- EXERCISE DIRECTIONS -
Your answer should be every line from the records that contains "Graz".

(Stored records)

────────────────────────────────────────

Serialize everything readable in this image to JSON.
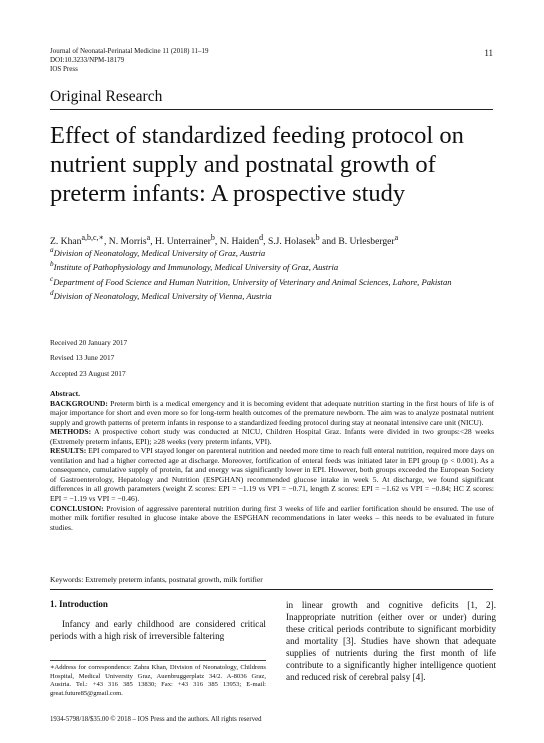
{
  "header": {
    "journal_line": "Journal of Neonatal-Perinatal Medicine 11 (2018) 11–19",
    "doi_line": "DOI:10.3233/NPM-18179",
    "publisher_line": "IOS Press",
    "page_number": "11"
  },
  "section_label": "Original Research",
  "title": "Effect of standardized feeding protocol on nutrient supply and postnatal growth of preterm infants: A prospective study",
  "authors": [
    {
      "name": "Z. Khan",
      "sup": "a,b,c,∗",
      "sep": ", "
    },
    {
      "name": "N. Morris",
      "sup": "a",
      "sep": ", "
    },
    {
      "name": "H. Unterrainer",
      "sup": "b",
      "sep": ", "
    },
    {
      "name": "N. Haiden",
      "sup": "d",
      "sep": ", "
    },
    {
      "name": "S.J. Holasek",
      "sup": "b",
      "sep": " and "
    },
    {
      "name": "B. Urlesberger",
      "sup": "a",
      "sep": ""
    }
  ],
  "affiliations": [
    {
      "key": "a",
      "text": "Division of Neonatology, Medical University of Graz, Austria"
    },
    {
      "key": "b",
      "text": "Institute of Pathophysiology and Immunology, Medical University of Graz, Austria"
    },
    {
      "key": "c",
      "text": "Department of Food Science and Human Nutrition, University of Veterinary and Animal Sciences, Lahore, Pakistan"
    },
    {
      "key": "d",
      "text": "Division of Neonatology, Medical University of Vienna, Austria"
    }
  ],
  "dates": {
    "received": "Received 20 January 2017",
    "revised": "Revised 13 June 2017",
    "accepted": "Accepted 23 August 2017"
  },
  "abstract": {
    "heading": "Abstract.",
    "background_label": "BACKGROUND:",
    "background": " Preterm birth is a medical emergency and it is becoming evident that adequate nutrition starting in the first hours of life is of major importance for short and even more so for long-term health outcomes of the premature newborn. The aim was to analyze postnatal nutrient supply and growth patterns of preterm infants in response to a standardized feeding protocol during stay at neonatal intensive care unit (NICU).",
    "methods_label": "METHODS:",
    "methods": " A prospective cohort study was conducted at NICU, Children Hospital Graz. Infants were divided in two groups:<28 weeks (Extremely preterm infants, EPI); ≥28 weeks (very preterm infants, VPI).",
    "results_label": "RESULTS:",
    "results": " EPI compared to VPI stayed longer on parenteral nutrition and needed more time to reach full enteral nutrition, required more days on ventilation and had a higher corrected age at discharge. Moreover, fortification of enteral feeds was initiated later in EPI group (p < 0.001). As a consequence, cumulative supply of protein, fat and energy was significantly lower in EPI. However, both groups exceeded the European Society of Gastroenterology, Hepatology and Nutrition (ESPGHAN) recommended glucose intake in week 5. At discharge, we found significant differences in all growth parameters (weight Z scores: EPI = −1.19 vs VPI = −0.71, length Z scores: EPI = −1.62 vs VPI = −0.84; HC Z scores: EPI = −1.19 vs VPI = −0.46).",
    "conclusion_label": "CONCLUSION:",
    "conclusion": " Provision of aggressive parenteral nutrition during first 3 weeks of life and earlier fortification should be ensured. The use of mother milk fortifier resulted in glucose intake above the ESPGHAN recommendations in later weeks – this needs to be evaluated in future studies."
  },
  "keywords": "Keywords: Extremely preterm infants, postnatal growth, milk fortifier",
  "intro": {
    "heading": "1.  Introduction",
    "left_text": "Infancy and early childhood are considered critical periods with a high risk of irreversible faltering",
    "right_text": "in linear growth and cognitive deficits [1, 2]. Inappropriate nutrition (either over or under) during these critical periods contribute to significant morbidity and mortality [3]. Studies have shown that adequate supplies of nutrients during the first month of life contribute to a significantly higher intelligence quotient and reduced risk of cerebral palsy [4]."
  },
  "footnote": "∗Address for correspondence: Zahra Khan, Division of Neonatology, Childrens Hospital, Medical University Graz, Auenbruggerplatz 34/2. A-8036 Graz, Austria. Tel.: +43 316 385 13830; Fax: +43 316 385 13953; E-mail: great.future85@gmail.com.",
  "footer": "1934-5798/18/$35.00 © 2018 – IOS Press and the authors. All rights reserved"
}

────────────────────────────────────────

- TASK RESULT -
      "text": "Division of Neonatology, Medical University of Graz, Austria"
      "text": "Institute of Pathophysiology and Immunology, Medical University of Graz, Austria"
    "methods": " A prospective cohort study was conducted at NICU, Children Hospital Graz. Infants were divided in two groups:<28 weeks (Extremely preterm infants, EPI); ≥28 weeks (very preterm infants, VPI).",
  "footnote": "∗Address for correspondence: Zahra Khan, Division of Neonatology, Childrens Hospital, Medical University Graz, Auenbruggerplatz 34/2. A-8036 Graz, Austria. Tel.: +43 316 385 13830; Fax: +43 316 385 13953; E-mail: great.future85@gmail.com.",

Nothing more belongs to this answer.